[EXTRACTED ENTRIES start]

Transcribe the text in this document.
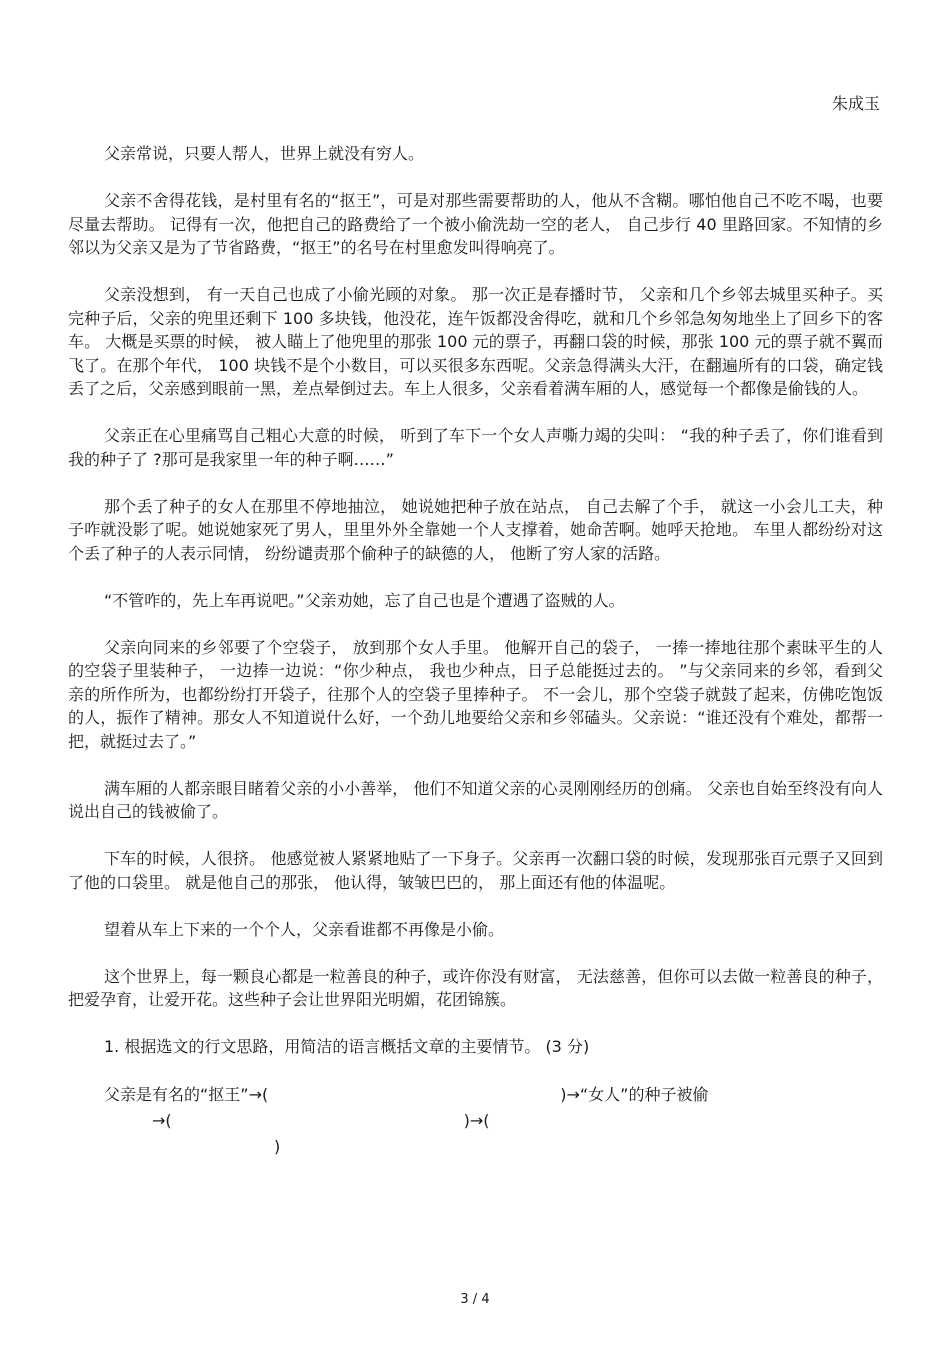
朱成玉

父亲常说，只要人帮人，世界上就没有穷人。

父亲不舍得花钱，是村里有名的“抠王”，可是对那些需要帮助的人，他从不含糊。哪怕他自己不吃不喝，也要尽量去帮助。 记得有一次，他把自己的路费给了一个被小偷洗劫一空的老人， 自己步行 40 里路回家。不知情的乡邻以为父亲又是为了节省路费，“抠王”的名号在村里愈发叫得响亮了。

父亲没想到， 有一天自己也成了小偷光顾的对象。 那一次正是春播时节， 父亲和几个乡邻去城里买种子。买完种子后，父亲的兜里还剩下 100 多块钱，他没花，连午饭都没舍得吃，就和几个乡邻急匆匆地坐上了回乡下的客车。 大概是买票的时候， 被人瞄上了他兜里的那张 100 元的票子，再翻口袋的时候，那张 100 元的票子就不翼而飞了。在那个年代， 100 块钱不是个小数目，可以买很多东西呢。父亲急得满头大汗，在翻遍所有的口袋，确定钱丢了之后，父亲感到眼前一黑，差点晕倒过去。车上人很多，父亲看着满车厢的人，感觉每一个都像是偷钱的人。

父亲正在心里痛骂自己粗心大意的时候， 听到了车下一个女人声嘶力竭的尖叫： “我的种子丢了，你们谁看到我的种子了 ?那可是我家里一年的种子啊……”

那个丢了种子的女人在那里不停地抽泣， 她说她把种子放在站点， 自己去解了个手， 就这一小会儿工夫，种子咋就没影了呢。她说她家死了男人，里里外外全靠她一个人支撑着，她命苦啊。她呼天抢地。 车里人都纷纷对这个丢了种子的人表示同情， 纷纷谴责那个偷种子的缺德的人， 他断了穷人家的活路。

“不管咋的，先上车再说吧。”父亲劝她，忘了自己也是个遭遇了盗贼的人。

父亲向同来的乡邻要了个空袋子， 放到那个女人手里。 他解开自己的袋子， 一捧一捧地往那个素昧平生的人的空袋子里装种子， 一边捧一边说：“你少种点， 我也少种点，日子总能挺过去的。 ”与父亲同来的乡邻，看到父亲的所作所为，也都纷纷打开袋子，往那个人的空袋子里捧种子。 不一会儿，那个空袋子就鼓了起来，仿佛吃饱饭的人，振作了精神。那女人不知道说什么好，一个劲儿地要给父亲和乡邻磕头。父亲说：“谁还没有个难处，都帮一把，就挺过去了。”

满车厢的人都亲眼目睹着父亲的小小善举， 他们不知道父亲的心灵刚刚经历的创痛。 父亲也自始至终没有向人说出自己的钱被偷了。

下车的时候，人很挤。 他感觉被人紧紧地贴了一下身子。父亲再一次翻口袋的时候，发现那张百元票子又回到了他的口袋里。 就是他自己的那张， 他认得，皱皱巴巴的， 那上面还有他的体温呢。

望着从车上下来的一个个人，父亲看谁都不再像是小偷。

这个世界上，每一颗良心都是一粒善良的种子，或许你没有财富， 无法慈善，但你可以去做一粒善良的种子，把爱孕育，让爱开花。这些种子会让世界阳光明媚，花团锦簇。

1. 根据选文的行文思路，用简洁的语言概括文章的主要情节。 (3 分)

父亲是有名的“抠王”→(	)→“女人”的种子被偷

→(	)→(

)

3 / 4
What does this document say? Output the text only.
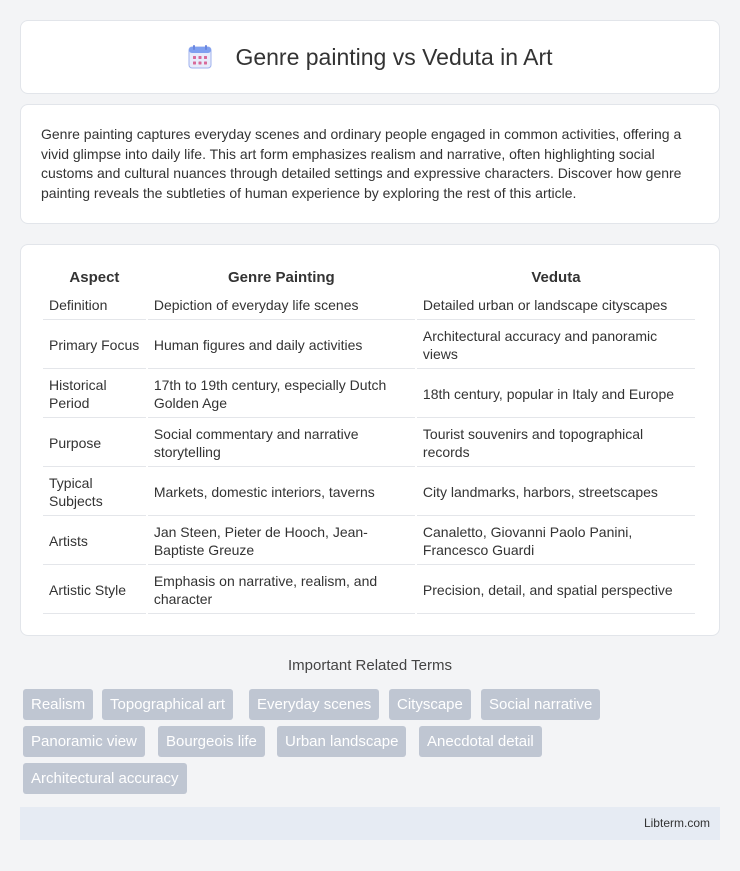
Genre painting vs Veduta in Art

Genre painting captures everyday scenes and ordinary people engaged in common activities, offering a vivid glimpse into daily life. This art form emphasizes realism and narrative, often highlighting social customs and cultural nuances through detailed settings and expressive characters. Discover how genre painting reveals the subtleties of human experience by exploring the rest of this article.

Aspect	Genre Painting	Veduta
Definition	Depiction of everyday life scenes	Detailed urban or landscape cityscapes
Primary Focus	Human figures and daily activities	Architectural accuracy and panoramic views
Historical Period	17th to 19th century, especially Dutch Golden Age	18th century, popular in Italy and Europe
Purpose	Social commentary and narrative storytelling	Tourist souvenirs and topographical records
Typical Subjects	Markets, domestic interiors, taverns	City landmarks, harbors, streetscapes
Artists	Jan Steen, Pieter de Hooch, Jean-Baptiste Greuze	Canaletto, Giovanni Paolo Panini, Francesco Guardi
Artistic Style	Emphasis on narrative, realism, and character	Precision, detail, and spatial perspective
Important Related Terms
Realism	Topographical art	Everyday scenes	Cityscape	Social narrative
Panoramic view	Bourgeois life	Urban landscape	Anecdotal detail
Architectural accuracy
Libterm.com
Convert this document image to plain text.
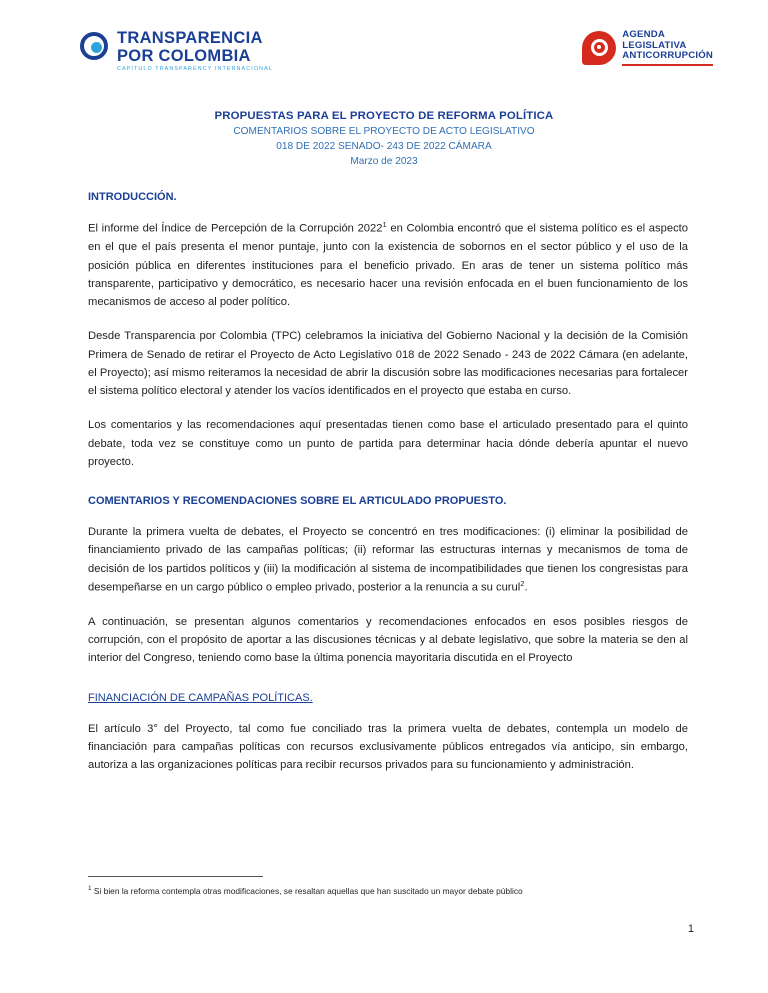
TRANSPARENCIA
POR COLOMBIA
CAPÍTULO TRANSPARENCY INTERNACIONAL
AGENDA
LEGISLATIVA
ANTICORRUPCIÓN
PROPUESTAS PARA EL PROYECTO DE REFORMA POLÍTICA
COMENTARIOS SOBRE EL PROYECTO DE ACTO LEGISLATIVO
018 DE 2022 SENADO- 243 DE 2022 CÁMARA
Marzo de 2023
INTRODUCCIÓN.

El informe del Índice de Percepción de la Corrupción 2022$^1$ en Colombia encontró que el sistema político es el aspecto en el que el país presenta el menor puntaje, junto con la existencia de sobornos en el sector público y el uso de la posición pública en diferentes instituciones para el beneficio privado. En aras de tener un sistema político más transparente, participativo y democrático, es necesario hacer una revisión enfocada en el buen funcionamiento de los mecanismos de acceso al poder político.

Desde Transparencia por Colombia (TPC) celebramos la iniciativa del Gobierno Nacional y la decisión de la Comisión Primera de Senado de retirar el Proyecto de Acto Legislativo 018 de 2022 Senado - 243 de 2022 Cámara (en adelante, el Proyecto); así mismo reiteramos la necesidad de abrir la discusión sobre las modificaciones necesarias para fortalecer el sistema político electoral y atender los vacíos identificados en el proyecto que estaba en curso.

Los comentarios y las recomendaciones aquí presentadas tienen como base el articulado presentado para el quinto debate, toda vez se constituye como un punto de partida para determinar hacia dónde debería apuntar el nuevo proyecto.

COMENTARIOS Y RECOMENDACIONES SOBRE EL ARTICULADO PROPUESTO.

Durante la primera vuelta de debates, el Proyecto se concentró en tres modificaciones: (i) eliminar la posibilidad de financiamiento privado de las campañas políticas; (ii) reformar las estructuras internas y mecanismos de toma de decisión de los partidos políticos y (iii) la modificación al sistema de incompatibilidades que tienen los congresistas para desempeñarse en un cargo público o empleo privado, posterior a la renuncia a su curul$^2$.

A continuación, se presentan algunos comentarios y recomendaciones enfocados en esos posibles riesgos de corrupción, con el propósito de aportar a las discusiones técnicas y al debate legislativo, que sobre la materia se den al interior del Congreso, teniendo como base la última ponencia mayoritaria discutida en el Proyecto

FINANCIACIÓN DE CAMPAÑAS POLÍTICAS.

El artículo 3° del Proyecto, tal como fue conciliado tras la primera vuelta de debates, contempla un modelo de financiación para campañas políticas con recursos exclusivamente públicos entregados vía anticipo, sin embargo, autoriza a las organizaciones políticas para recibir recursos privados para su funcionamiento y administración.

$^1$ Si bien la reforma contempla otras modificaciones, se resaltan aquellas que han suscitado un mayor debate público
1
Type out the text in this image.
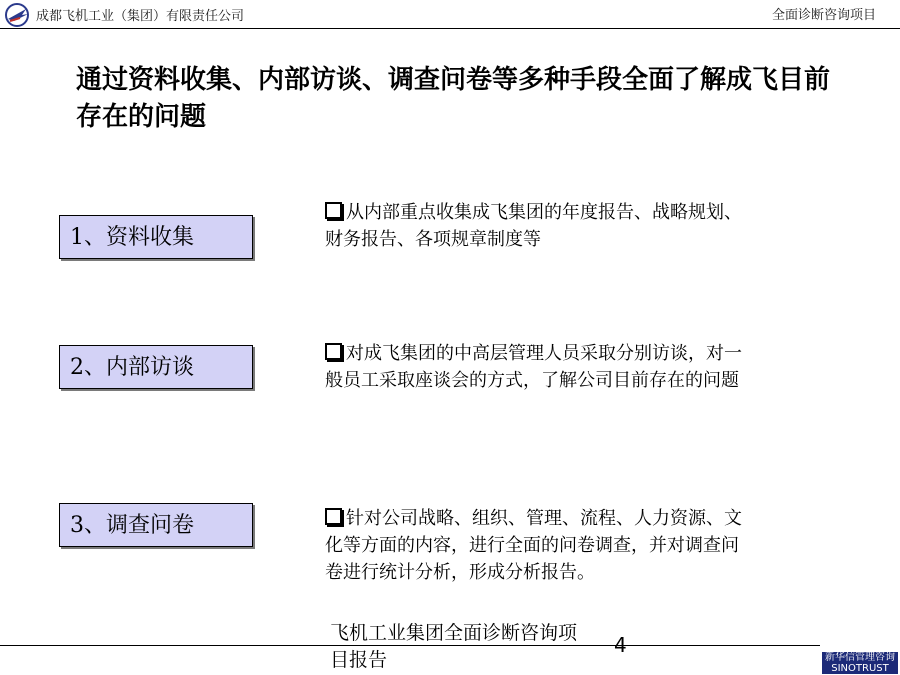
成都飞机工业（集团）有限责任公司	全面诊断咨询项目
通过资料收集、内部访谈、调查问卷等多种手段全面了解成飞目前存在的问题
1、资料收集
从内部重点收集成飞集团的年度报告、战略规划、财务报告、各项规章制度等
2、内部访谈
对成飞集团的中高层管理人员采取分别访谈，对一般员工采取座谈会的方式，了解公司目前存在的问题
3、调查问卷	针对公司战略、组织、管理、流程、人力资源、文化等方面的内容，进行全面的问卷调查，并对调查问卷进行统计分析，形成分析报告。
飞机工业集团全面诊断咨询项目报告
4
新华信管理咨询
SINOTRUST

[EXTRACTED ENTRIES end]

## PROBLEM STATEMENT:
Track down all lines above with the string "landscape" and copy them.

## THE RESPONSE:
Definition	Depiction of everyday life scenes	Detailed urban or landscape cityscapes
Panoramic view	Bourgeois life	Urban landscape	Anecdotal detail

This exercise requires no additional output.